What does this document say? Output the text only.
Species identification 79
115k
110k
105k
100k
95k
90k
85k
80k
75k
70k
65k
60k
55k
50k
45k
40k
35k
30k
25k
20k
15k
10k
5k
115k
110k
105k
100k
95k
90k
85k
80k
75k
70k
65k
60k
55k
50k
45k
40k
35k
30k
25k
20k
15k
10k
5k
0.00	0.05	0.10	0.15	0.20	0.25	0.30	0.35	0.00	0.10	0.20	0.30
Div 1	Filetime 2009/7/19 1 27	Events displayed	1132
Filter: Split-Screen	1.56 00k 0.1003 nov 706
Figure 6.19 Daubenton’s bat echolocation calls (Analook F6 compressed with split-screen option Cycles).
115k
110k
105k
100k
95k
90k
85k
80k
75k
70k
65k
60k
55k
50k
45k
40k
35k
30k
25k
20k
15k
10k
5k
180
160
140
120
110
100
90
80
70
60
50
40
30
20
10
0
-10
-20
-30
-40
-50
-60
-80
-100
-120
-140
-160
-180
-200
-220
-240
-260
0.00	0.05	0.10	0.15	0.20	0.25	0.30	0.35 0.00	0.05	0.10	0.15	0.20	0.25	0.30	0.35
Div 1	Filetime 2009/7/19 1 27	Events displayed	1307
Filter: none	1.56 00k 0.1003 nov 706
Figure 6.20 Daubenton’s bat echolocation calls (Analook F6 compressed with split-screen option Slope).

┄┄┄┄┄┄┄┄┄┄┄┄┄┄┄┄┄┄┄┄

▶ _WHAT IS ASKED_: Scan the material for lines with the word "Filetime", and copy each line you find.

▶ _THE REPLY_:
Div 1	Filetime 2009/7/19 1 27	Events displayed	1132
Div 1	Filetime 2009/7/19 1 27	Events displayed	1307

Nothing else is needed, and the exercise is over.